(Records from a data collection)
────

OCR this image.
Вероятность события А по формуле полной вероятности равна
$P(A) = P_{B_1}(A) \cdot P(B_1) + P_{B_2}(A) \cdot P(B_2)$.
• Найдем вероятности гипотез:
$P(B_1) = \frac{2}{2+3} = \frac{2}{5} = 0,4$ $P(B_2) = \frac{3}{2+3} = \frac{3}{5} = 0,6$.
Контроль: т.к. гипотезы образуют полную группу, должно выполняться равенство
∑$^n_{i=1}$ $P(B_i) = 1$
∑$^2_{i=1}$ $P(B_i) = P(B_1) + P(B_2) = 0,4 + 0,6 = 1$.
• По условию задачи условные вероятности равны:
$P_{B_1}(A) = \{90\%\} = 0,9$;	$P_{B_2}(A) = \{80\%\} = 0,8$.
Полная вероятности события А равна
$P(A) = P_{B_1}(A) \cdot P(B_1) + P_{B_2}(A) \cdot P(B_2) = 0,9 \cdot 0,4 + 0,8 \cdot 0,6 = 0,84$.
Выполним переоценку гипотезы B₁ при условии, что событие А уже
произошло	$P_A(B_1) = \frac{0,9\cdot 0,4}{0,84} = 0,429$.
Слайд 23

────

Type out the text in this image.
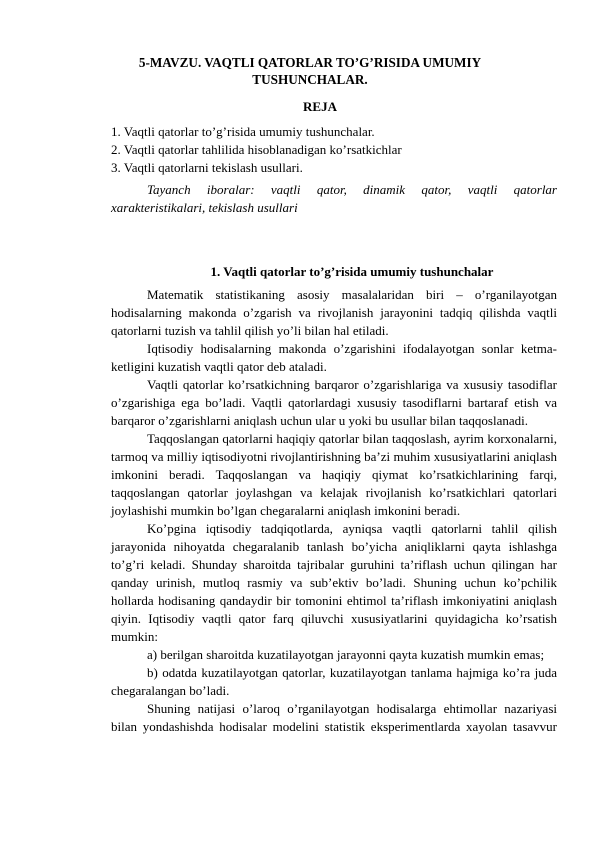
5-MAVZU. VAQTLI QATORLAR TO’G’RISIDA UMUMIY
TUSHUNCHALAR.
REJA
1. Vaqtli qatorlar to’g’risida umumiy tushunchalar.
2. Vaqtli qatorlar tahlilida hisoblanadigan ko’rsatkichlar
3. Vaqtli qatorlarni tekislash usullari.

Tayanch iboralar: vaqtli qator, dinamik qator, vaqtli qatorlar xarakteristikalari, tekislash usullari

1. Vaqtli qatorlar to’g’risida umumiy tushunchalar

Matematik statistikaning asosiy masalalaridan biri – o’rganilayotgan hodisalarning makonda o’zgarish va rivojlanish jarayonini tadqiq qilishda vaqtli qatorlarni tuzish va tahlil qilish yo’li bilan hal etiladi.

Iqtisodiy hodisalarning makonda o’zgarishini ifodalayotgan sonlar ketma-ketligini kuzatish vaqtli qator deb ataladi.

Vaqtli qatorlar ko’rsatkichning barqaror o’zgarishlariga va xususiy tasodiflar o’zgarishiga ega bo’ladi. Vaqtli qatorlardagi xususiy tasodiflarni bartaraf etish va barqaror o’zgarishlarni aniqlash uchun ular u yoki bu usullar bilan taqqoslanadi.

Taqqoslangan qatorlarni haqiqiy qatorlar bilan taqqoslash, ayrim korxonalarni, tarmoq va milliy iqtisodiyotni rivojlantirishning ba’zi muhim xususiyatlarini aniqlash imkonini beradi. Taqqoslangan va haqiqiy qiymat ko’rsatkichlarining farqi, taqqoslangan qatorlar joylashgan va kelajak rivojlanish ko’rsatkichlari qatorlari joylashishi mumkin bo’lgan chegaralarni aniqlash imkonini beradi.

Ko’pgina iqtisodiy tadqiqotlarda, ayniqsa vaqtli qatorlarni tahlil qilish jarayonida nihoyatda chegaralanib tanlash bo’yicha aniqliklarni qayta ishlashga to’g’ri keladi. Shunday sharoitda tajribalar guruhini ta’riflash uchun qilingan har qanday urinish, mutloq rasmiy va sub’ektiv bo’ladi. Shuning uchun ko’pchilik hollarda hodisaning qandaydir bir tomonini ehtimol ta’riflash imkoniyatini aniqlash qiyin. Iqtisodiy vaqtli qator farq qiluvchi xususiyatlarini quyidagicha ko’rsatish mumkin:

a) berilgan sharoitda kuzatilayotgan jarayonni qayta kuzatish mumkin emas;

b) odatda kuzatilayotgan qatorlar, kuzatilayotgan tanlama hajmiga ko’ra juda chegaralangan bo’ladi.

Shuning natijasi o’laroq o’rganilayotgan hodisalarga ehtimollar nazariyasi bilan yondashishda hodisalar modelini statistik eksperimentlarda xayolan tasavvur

────

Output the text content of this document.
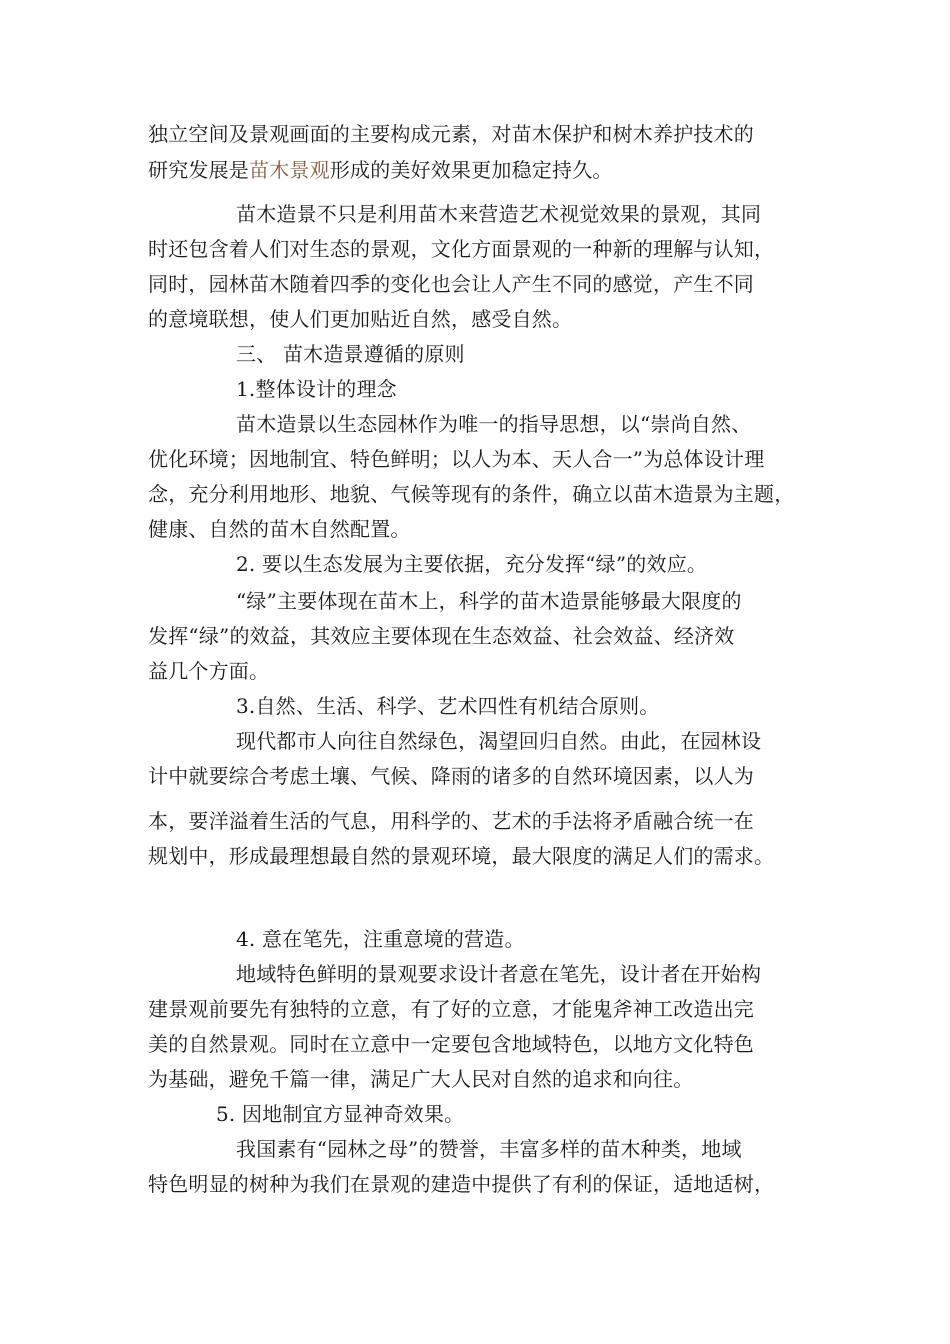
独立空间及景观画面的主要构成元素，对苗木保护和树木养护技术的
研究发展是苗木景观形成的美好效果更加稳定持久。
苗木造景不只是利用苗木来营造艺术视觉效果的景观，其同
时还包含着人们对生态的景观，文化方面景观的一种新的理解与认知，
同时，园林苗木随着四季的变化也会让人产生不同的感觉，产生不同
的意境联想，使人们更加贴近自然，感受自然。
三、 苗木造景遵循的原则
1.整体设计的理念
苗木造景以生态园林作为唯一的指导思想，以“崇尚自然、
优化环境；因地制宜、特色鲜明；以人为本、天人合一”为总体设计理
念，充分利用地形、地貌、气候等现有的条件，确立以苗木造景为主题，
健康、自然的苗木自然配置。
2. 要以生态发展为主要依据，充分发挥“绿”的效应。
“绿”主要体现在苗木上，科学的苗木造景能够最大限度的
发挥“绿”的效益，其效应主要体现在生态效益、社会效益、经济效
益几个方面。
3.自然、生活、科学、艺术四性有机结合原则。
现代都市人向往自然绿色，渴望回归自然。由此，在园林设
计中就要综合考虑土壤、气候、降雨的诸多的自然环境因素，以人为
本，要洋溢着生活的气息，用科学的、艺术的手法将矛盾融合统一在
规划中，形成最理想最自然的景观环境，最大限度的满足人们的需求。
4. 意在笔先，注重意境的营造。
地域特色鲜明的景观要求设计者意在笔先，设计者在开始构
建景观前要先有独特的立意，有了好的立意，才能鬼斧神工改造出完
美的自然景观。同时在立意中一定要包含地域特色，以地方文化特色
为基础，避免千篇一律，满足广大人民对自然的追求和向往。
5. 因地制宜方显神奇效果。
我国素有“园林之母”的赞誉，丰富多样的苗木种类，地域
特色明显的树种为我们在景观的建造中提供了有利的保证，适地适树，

────

### The task
Select every line in the records above that contains the word "cdot".

### Answer for the task
$P(A) = P_{B_1}(A) \cdot P(B_1) + P_{B_2}(A) \cdot P(B_2)$.
$P(A) = P_{B_1}(A) \cdot P(B_1) + P_{B_2}(A) \cdot P(B_2) = 0,9 \cdot 0,4 + 0,8 \cdot 0,6 = 0,84$.
произошло	$P_A(B_1) = \frac{0,9\cdot 0,4}{0,84} = 0,429$.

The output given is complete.